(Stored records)
>> START
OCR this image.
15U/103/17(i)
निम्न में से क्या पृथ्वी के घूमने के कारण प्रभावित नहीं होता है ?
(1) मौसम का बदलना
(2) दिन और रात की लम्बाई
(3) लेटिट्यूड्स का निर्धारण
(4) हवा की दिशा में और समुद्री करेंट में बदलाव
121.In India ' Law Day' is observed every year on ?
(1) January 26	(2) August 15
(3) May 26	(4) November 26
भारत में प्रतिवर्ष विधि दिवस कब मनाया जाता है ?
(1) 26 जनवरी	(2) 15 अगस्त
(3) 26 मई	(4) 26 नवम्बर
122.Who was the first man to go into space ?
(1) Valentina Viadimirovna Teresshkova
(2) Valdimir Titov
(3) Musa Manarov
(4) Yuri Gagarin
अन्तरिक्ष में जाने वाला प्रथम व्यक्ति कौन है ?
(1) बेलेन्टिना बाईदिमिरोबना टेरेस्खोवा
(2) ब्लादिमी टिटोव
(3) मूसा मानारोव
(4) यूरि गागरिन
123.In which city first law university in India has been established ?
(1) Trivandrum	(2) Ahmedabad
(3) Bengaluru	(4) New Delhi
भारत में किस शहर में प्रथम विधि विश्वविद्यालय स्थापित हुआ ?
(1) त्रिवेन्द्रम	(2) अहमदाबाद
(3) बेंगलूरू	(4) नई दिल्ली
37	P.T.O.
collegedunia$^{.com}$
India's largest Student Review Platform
>> END
**INSTRUCTIONS FOR THE TASK:**
Determine how many lines include the string "first". Give no answer but the number.

**EXERCISE ANSWER:**
2